[Data items]
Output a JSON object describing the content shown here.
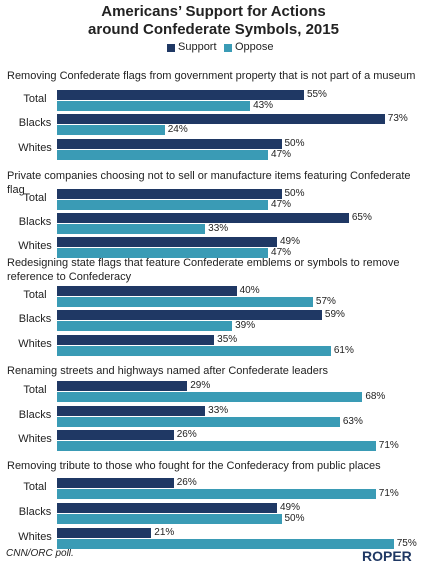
{
  "title": "Americans’ Support for Actions\naround Confederate Symbols, 2015",
  "source": "CNN/ORC poll.",
  "logo": "ROPER",
  "chart_data": [
    {
      "type": "hbar",
      "title": "Removing Confederate flags from government property that is not part of a museum",
      "categories": [
        "Total",
        "Blacks",
        "Whites"
      ],
      "series": [
        {
          "name": "Support",
          "color": "#1f3864",
          "values": [
            55,
            73,
            50
          ],
          "value_labels": [
            "55%",
            "73%",
            "50%"
          ]
        },
        {
          "name": "Oppose",
          "color": "#3a9bb5",
          "values": [
            43,
            24,
            47
          ],
          "value_labels": [
            "43%",
            "24%",
            "47%"
          ]
        }
      ]
    },
    {
      "type": "hbar",
      "title": "Private companies choosing not to sell or manufacture items featuring Confederate flag",
      "categories": [
        "Total",
        "Blacks",
        "Whites"
      ],
      "series": [
        {
          "name": "Support",
          "color": "#1f3864",
          "values": [
            50,
            65,
            49
          ],
          "value_labels": [
            "50%",
            "65%",
            "49%"
          ]
        },
        {
          "name": "Oppose",
          "color": "#3a9bb5",
          "values": [
            47,
            33,
            47
          ],
          "value_labels": [
            "47%",
            "33%",
            "47%"
          ]
        }
      ]
    },
    {
      "type": "hbar",
      "title": "Redesigning state flags that feature Confederate emblems or symbols to remove reference to Confederacy",
      "categories": [
        "Total",
        "Blacks",
        "Whites"
      ],
      "series": [
        {
          "name": "Support",
          "color": "#1f3864",
          "values": [
            40,
            59,
            35
          ],
          "value_labels": [
            "40%",
            "59%",
            "35%"
          ]
        },
        {
          "name": "Oppose",
          "color": "#3a9bb5",
          "values": [
            57,
            39,
            61
          ],
          "value_labels": [
            "57%",
            "39%",
            "61%"
          ]
        }
      ]
    },
    {
      "type": "hbar",
      "title": "Renaming streets and highways named after Confederate leaders",
      "categories": [
        "Total",
        "Blacks",
        "Whites"
      ],
      "series": [
        {
          "name": "Support",
          "color": "#1f3864",
          "values": [
            29,
            33,
            26
          ],
          "value_labels": [
            "29%",
            "33%",
            "26%"
          ]
        },
        {
          "name": "Oppose",
          "color": "#3a9bb5",
          "values": [
            68,
            63,
            71
          ],
          "value_labels": [
            "68%",
            "63%",
            "71%"
          ]
        }
      ]
    },
    {
      "type": "hbar",
      "title": "Removing tribute to those who fought for the Confederacy from public places",
      "categories": [
        "Total",
        "Blacks",
        "Whites"
      ],
      "series": [
        {
          "name": "Support",
          "color": "#1f3864",
          "values": [
            26,
            49,
            21
          ],
          "value_labels": [
            "26%",
            "49%",
            "21%"
          ]
        },
        {
          "name": "Oppose",
          "color": "#3a9bb5",
          "values": [
            71,
            50,
            75
          ],
          "value_labels": [
            "71%",
            "50%",
            "75%"
          ]
        }
      ]
    }
  ]
}
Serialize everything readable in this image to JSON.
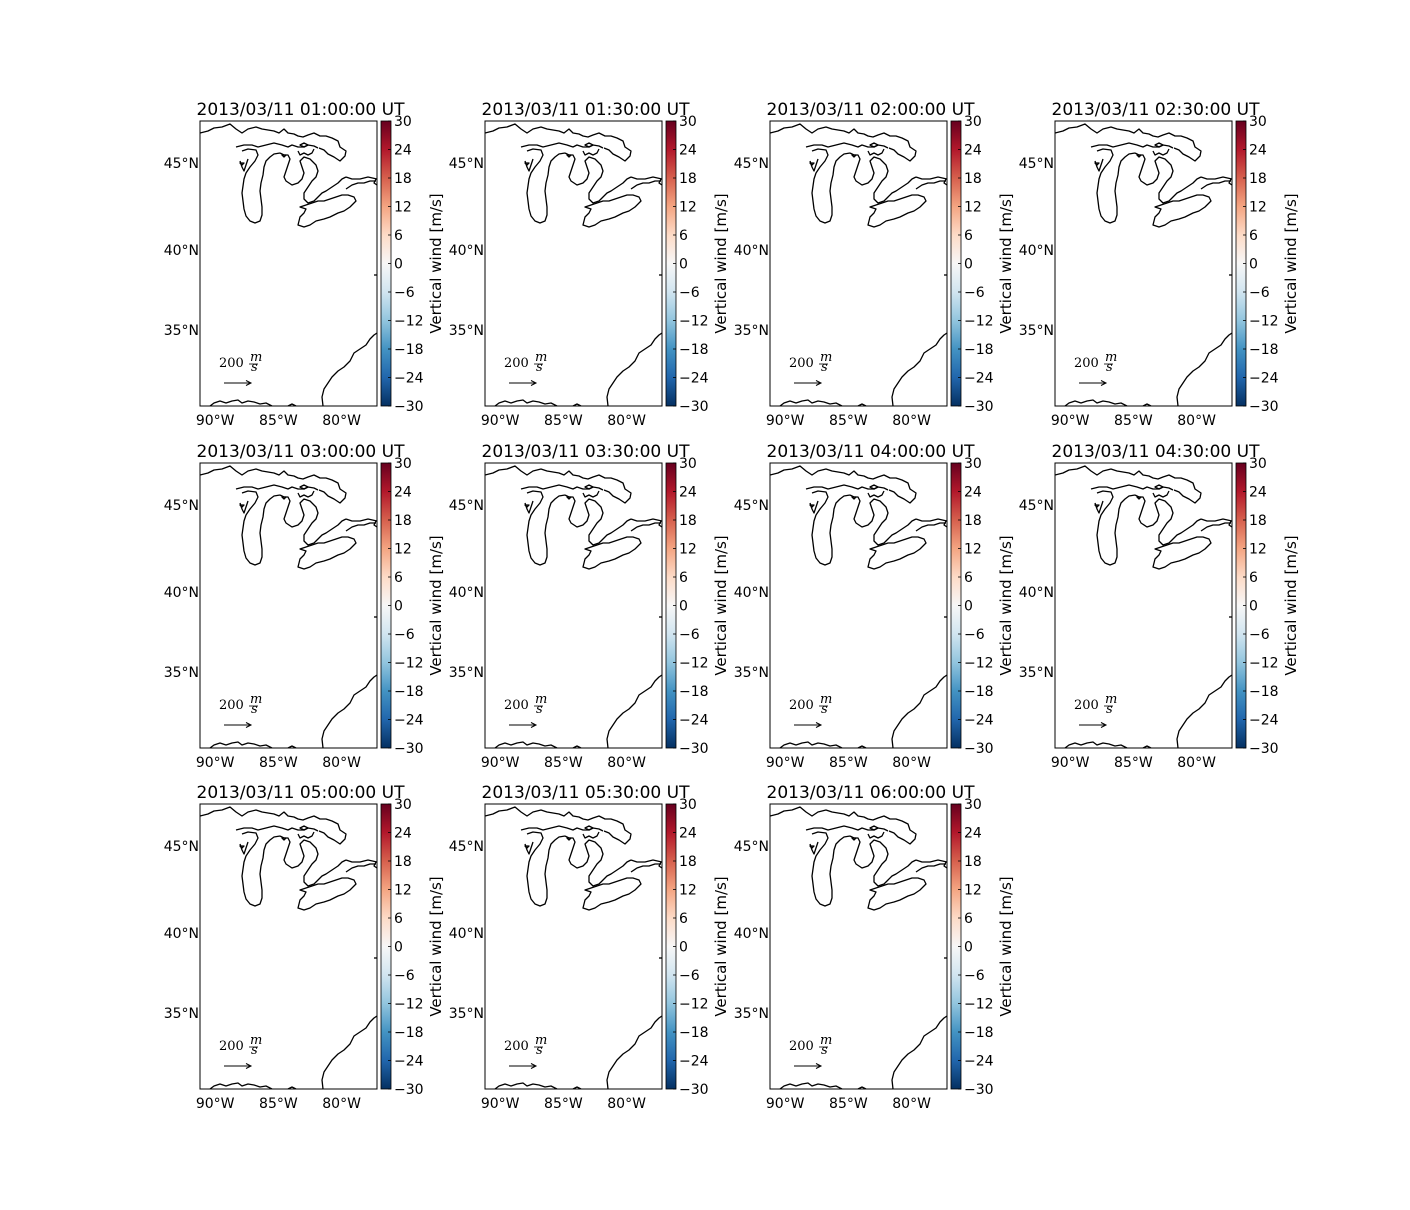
{
  "figure": {
    "panels": [
      {
        "title": "2013/03/11 01:00:00 UT"
      },
      {
        "title": "2013/03/11 01:30:00 UT"
      },
      {
        "title": "2013/03/11 02:00:00 UT"
      },
      {
        "title": "2013/03/11 02:30:00 UT"
      },
      {
        "title": "2013/03/11 03:00:00 UT"
      },
      {
        "title": "2013/03/11 03:30:00 UT"
      },
      {
        "title": "2013/03/11 04:00:00 UT"
      },
      {
        "title": "2013/03/11 04:30:00 UT"
      },
      {
        "title": "2013/03/11 05:00:00 UT"
      },
      {
        "title": "2013/03/11 05:30:00 UT"
      },
      {
        "title": "2013/03/11 06:00:00 UT"
      }
    ],
    "lon_ticks": [
      "90°W",
      "85°W",
      "80°W"
    ],
    "lat_ticks": [
      "45°N",
      "40°N",
      "35°N"
    ],
    "colorbar": {
      "label": "Vertical wind [m/s]",
      "ticks": [
        "30",
        "24",
        "18",
        "12",
        "6",
        "0",
        "−6",
        "−12",
        "−18",
        "−24",
        "−30"
      ],
      "colormap": "RdBu_r",
      "colors": [
        "#67001f",
        "#b2182b",
        "#d6604d",
        "#f4a582",
        "#fddbc7",
        "#f7f7f7",
        "#d1e5f0",
        "#92c5de",
        "#4393c3",
        "#2166ac",
        "#053061"
      ]
    },
    "quiver_key": {
      "value": "200",
      "unit_num": "m",
      "unit_den": "s"
    },
    "map_extent": {
      "lon": [
        -91.2,
        -77.2
      ],
      "lat": [
        30.5,
        47.2
      ]
    }
  }
}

> **AIM**: Return all lines with the word "from" in them.

> **OUTPUT OF THE TASK**:
      "title": "Removing Confederate flags from government property that is not part of a museum",
      "title": "Removing tribute to those who fought for the Confederacy from public places",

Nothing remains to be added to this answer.